[Records supplied]
==================================================

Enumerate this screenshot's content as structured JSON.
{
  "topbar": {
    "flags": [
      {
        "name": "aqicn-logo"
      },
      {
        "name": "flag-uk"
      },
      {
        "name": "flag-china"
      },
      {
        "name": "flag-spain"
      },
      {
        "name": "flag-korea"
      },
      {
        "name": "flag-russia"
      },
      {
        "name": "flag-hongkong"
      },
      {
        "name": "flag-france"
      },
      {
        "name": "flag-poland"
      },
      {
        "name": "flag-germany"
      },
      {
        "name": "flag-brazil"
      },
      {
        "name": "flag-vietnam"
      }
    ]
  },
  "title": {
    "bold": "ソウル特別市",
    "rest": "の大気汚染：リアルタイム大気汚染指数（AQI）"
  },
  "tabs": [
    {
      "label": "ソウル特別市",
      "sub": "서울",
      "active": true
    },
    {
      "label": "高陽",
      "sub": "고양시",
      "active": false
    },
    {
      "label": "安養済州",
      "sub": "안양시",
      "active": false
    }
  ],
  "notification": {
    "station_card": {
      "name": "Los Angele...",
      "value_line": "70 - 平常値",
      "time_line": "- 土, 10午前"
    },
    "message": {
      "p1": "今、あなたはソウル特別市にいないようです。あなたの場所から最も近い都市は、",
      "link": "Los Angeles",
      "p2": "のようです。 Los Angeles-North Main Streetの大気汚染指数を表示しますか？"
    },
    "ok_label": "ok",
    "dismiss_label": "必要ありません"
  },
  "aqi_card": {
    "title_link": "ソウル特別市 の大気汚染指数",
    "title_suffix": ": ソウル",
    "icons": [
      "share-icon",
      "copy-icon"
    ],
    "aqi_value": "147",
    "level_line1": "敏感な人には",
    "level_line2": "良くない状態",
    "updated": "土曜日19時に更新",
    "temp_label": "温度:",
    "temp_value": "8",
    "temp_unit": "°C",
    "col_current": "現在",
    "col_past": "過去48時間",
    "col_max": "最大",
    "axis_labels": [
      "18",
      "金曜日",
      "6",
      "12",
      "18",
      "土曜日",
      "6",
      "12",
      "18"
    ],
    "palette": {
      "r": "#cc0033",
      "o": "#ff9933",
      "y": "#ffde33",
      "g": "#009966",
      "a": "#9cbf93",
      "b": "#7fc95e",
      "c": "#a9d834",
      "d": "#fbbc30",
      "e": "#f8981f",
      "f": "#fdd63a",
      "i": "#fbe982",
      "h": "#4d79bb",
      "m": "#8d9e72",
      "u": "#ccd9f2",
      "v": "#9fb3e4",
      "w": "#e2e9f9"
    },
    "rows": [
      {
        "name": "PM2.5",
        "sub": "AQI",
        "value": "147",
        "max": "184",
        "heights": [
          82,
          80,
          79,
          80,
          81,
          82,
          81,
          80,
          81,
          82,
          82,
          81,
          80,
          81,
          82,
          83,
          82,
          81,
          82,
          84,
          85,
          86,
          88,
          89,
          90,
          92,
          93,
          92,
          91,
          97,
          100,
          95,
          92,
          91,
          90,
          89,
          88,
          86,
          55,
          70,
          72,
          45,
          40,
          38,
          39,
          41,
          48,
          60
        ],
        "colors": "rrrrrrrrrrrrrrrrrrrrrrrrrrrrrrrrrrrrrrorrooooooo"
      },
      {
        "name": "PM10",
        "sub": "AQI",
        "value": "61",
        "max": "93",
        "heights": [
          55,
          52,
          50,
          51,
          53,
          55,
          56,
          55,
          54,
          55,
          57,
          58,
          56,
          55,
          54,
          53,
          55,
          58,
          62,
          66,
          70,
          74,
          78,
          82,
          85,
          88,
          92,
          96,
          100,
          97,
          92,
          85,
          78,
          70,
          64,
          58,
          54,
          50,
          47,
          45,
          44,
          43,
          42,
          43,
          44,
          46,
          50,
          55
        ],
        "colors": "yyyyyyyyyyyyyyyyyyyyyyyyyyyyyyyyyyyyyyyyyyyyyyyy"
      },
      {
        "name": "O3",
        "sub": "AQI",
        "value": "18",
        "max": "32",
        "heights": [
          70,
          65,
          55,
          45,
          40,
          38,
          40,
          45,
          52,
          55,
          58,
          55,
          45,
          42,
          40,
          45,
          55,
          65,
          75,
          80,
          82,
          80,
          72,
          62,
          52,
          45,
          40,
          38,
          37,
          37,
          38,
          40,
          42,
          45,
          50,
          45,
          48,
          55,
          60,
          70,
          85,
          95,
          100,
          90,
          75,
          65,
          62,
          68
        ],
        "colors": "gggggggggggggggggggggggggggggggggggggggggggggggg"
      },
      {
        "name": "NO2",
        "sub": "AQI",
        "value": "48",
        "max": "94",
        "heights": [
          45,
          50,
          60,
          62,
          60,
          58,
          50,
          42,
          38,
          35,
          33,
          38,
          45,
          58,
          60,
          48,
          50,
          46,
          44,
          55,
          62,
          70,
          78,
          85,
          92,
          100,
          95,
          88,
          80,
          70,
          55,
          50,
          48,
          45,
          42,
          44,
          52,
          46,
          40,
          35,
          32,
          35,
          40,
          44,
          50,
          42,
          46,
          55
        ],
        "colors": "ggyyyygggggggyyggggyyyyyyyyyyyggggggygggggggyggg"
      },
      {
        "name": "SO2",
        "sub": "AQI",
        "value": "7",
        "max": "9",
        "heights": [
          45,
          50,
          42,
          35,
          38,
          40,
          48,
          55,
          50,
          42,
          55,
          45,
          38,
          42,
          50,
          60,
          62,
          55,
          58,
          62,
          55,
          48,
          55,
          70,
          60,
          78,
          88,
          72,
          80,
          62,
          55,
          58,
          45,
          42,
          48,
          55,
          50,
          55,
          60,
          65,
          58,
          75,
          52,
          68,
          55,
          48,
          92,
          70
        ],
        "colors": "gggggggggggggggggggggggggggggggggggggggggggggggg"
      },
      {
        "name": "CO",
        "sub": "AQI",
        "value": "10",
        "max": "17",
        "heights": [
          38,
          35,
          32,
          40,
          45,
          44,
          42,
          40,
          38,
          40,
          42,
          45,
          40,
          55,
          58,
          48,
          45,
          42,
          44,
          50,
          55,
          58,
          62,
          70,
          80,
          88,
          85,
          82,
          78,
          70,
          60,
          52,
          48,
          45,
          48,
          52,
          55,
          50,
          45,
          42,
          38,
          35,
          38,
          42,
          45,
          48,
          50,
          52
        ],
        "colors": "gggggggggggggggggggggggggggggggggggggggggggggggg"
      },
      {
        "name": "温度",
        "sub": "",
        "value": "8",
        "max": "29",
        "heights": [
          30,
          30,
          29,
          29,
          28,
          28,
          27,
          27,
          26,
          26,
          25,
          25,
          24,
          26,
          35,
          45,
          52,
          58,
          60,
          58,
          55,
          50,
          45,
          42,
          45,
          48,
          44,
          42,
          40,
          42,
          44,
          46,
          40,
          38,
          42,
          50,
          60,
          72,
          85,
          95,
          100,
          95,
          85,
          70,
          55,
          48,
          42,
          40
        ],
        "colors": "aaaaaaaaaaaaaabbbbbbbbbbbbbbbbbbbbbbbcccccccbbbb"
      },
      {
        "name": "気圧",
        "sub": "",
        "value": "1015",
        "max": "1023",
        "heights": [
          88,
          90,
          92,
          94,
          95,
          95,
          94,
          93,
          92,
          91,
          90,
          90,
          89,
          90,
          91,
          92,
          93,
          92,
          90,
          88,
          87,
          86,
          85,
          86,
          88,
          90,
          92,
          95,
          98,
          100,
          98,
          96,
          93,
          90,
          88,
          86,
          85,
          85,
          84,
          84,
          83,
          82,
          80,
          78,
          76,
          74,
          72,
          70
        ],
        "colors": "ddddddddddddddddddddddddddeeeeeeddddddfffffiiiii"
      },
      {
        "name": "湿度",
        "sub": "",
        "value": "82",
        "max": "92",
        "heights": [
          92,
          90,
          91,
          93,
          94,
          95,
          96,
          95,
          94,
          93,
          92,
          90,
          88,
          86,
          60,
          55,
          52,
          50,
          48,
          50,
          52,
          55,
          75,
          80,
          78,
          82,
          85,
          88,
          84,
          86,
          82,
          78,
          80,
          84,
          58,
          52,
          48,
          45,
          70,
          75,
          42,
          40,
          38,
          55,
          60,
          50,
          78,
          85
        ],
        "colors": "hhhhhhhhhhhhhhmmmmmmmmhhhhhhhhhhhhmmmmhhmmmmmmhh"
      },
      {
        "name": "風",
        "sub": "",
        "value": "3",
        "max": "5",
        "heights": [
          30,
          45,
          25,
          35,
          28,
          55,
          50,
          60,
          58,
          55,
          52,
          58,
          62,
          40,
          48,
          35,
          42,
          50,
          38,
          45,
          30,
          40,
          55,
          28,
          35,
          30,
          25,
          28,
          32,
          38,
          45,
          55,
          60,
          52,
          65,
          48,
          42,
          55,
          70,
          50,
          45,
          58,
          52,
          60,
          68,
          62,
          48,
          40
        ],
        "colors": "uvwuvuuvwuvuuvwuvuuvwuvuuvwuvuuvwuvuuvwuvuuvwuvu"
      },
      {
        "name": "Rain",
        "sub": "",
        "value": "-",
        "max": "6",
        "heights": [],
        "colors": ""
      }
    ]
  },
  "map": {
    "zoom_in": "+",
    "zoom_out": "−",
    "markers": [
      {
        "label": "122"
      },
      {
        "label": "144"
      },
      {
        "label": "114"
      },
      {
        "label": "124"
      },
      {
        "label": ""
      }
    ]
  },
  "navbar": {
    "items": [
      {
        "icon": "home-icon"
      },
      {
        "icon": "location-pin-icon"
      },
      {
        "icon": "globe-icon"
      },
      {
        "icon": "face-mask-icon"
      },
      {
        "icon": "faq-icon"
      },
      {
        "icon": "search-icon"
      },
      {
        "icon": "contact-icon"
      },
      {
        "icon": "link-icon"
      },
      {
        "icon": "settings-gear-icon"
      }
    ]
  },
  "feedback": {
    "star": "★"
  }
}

==================================================

[Short exercise]
Search the lines for "colors". Copy each line that has it.

[Answer to the exercise]
        "colors": "rrrrrrrrrrrrrrrrrrrrrrrrrrrrrrrrrrrrrrorrooooooo"
        "colors": "yyyyyyyyyyyyyyyyyyyyyyyyyyyyyyyyyyyyyyyyyyyyyyyy"
        "colors": "gggggggggggggggggggggggggggggggggggggggggggggggg"
        "colors": "ggyyyygggggggyyggggyyyyyyyyyyyggggggygggggggyggg"
        "colors": "gggggggggggggggggggggggggggggggggggggggggggggggg"
        "colors": "gggggggggggggggggggggggggggggggggggggggggggggggg"
        "colors": "aaaaaaaaaaaaaabbbbbbbbbbbbbbbbbbbbbbbcccccccbbbb"
        "colors": "ddddddddddddddddddddddddddeeeeeeddddddfffffiiiii"
        "colors": "hhhhhhhhhhhhhhmmmmmmmmhhhhhhhhhhhhmmmmhhmmmmmmhh"
        "colors": "uvwuvuuvwuvuuvwuvuuvwuvuuvwuvuuvwuvuuvwuvuuvwuvu"
        "colors": ""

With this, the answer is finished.